Prompt: Restate the entries below verbatim.

Data for this task:
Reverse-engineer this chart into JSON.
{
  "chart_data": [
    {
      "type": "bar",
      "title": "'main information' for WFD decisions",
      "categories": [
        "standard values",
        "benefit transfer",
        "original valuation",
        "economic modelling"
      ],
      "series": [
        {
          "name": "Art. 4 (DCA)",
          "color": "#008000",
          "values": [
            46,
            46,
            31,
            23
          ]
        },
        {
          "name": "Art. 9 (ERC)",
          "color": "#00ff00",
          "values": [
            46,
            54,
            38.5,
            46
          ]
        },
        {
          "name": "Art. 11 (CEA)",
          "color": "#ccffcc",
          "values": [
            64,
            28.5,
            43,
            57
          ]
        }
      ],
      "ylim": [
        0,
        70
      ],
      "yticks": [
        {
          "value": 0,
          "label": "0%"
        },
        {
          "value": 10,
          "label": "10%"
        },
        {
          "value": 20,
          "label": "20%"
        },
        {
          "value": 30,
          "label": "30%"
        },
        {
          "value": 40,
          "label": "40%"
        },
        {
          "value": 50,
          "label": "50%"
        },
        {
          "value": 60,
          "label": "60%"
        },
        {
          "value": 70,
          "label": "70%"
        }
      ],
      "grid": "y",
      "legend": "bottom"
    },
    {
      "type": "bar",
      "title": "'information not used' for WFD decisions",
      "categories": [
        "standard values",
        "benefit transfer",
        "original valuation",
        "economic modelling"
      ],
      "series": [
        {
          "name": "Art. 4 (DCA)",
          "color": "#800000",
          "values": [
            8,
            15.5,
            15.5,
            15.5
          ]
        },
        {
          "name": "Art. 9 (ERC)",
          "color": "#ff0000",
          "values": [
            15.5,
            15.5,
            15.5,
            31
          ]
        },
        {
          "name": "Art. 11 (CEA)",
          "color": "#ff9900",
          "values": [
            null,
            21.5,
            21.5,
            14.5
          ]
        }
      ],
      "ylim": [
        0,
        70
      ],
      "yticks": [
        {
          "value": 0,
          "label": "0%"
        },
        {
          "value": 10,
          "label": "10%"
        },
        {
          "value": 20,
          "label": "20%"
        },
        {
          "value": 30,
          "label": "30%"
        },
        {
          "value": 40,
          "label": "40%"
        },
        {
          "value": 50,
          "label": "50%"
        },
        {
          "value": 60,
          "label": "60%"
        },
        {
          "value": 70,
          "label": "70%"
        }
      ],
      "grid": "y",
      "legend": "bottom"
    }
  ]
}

The completed task:
Reverse-engineer this chart into JSON.
{
  "chart_data": [
    {
      "type": "bar",
      "title": "'main information' for WFD decisions",
      "categories": [
        "standard values",
        "benefit transfer",
        "original valuation",
        "economic modelling"
      ],
      "series": [
        {
          "name": "Art. 4 (DCA)",
          "color": "#008000",
          "values": [
            46,
            46,
            31,
            23
          ]
        },
        {
          "name": "Art. 9 (ERC)",
          "color": "#00ff00",
          "values": [
            46,
            54,
            38.5,
            46
          ]
        },
        {
          "name": "Art. 11 (CEA)",
          "color": "#ccffcc",
          "values": [
            64,
            28.5,
            43,
            57
          ]
        }
      ],
      "ylim": [
        0,
        70
      ],
      "yticks": [
        {
          "value": 0,
          "label": "0%"
        },
        {
          "value": 10,
          "label": "10%"
        },
        {
          "value": 20,
          "label": "20%"
        },
        {
          "value": 30,
          "label": "30%"
        },
        {
          "value": 40,
          "label": "40%"
        },
        {
          "value": 50,
          "label": "50%"
        },
        {
          "value": 60,
          "label": "60%"
        },
        {
          "value": 70,
          "label": "70%"
        }
      ],
      "grid": "y",
      "legend": "bottom"
    },
    {
      "type": "bar",
      "title": "'information not used' for WFD decisions",
      "categories": [
        "standard values",
        "benefit transfer",
        "original valuation",
        "economic modelling"
      ],
      "series": [
        {
          "name": "Art. 4 (DCA)",
          "color": "#800000",
          "values": [
            8,
            15.5,
            15.5,
            15.5
          ]
        },
        {
          "name": "Art. 9 (ERC)",
          "color": "#ff0000",
          "values": [
            15.5,
            15.5,
            15.5,
            31
          ]
        },
        {
          "name": "Art. 11 (CEA)",
          "color": "#ff9900",
          "values": [
            null,
            21.5,
            21.5,
            14.5
          ]
        }
      ],
      "ylim": [
        0,
        70
      ],
      "yticks": [
        {
          "value": 0,
          "label": "0%"
        },
        {
          "value": 10,
          "label": "10%"
        },
        {
          "value": 20,
          "label": "20%"
        },
        {
          "value": 30,
          "label": "30%"
        },
        {
          "value": 40,
          "label": "40%"
        },
        {
          "value": 50,
          "label": "50%"
        },
        {
          "value": 60,
          "label": "60%"
        },
        {
          "value": 70,
          "label": "70%"
        }
      ],
      "grid": "y",
      "legend": "bottom"
    }
  ]
}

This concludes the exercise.